> Written request:
Transcribe the material exactly. Images do not belong in the copy.
------ Data shown
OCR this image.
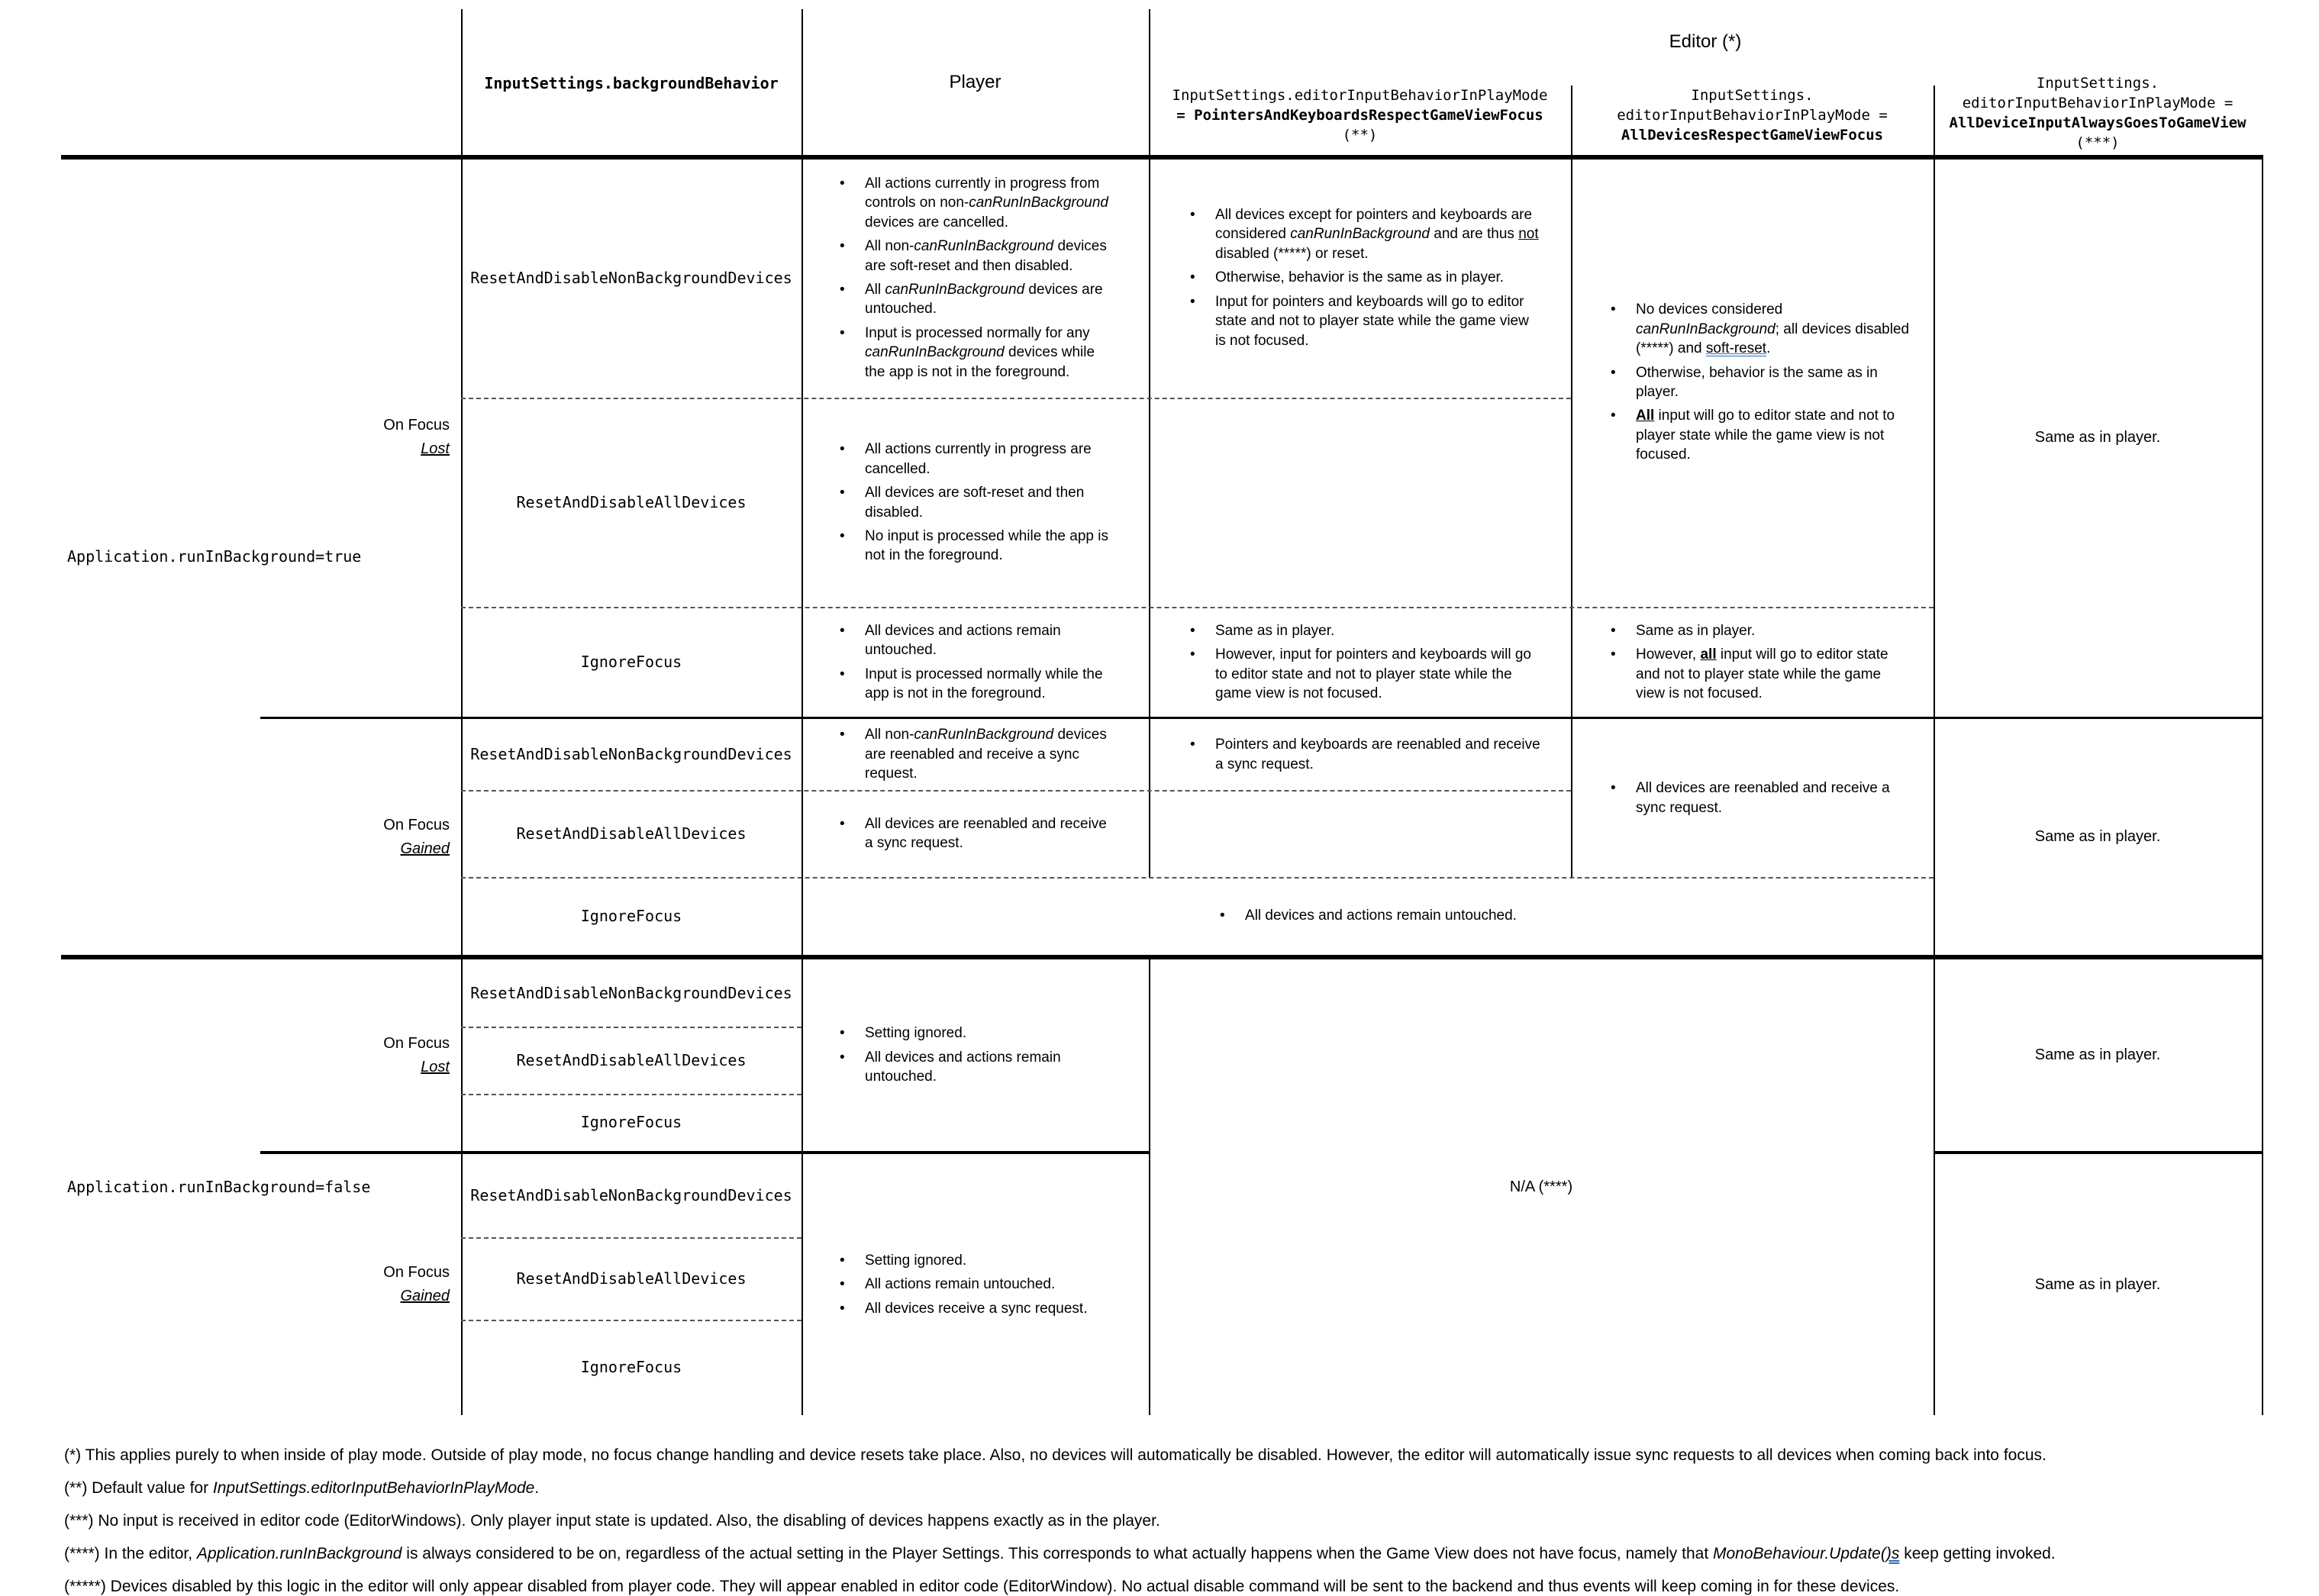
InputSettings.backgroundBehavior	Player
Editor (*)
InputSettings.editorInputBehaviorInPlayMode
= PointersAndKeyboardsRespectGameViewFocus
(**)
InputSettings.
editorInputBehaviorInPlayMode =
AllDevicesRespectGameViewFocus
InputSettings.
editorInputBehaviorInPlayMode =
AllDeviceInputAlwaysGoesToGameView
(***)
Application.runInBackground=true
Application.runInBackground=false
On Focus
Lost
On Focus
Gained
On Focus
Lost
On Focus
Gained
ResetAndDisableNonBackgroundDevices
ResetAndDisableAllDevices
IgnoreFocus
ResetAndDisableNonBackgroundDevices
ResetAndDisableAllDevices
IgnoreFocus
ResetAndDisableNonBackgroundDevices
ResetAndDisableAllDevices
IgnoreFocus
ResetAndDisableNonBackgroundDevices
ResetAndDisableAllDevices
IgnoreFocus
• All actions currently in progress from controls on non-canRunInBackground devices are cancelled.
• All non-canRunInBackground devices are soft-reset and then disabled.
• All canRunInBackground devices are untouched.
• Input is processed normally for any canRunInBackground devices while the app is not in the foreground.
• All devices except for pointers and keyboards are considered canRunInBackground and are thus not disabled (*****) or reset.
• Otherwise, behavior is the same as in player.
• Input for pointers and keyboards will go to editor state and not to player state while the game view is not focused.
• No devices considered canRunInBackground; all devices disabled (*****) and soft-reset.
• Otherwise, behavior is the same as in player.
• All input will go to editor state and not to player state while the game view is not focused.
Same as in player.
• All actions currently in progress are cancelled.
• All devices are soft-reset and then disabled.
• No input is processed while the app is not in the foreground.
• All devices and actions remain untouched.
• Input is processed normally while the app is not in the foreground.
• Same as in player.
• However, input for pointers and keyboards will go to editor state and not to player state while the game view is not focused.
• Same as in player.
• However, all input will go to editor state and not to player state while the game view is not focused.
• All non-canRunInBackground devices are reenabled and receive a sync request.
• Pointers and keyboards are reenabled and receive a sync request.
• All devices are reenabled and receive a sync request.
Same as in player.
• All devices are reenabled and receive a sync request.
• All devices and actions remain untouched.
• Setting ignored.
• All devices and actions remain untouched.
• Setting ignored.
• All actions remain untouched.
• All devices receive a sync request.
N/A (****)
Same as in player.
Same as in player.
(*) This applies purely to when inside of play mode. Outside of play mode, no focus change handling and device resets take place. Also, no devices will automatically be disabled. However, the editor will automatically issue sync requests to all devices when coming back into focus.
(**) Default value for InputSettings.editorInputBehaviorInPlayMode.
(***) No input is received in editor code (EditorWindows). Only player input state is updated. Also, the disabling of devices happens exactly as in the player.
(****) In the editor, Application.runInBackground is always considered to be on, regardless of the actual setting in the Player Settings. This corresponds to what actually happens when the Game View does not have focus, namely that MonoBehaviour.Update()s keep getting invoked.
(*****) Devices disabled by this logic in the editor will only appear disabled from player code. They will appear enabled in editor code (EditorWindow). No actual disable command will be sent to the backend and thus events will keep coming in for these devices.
------------
> Output for this task:
OCR this image.
InputSettings.backgroundBehavior	Player
Editor (*)
InputSettings.editorInputBehaviorInPlayMode
= PointersAndKeyboardsRespectGameViewFocus
(**)
InputSettings.
editorInputBehaviorInPlayMode =
AllDevicesRespectGameViewFocus
InputSettings.
editorInputBehaviorInPlayMode =
AllDeviceInputAlwaysGoesToGameView
(***)
Application.runInBackground=true
Application.runInBackground=false
On Focus
Lost
On Focus
Gained
On Focus
Lost
On Focus
Gained
ResetAndDisableNonBackgroundDevices
ResetAndDisableAllDevices
IgnoreFocus
ResetAndDisableNonBackgroundDevices
ResetAndDisableAllDevices
IgnoreFocus
ResetAndDisableNonBackgroundDevices
ResetAndDisableAllDevices
IgnoreFocus
ResetAndDisableNonBackgroundDevices
ResetAndDisableAllDevices
IgnoreFocus
• All actions currently in progress from controls on non-canRunInBackground devices are cancelled.
• All non-canRunInBackground devices are soft-reset and then disabled.
• All canRunInBackground devices are untouched.
• Input is processed normally for any canRunInBackground devices while the app is not in the foreground.
• All devices except for pointers and keyboards are considered canRunInBackground and are thus not disabled (*****) or reset.
• Otherwise, behavior is the same as in player.
• Input for pointers and keyboards will go to editor state and not to player state while the game view is not focused.
• No devices considered canRunInBackground; all devices disabled (*****) and soft-reset.
• Otherwise, behavior is the same as in player.
• All input will go to editor state and not to player state while the game view is not focused.
Same as in player.
• All actions currently in progress are cancelled.
• All devices are soft-reset and then disabled.
• No input is processed while the app is not in the foreground.
• All devices and actions remain untouched.
• Input is processed normally while the app is not in the foreground.
• Same as in player.
• However, input for pointers and keyboards will go to editor state and not to player state while the game view is not focused.
• Same as in player.
• However, all input will go to editor state and not to player state while the game view is not focused.
• All non-canRunInBackground devices are reenabled and receive a sync request.
• Pointers and keyboards are reenabled and receive a sync request.
• All devices are reenabled and receive a sync request.
Same as in player.
• All devices are reenabled and receive a sync request.
• All devices and actions remain untouched.
• Setting ignored.
• All devices and actions remain untouched.
• Setting ignored.
• All actions remain untouched.
• All devices receive a sync request.
N/A (****)
Same as in player.
Same as in player.
(*) This applies purely to when inside of play mode. Outside of play mode, no focus change handling and device resets take place. Also, no devices will automatically be disabled. However, the editor will automatically issue sync requests to all devices when coming back into focus.
(**) Default value for InputSettings.editorInputBehaviorInPlayMode.
(***) No input is received in editor code (EditorWindows). Only player input state is updated. Also, the disabling of devices happens exactly as in the player.
(****) In the editor, Application.runInBackground is always considered to be on, regardless of the actual setting in the Player Settings. This corresponds to what actually happens when the Game View does not have focus, namely that MonoBehaviour.Update()s keep getting invoked.
(*****) Devices disabled by this logic in the editor will only appear disabled from player code. They will appear enabled in editor code (EditorWindow). No actual disable command will be sent to the backend and thus events will keep coming in for these devices.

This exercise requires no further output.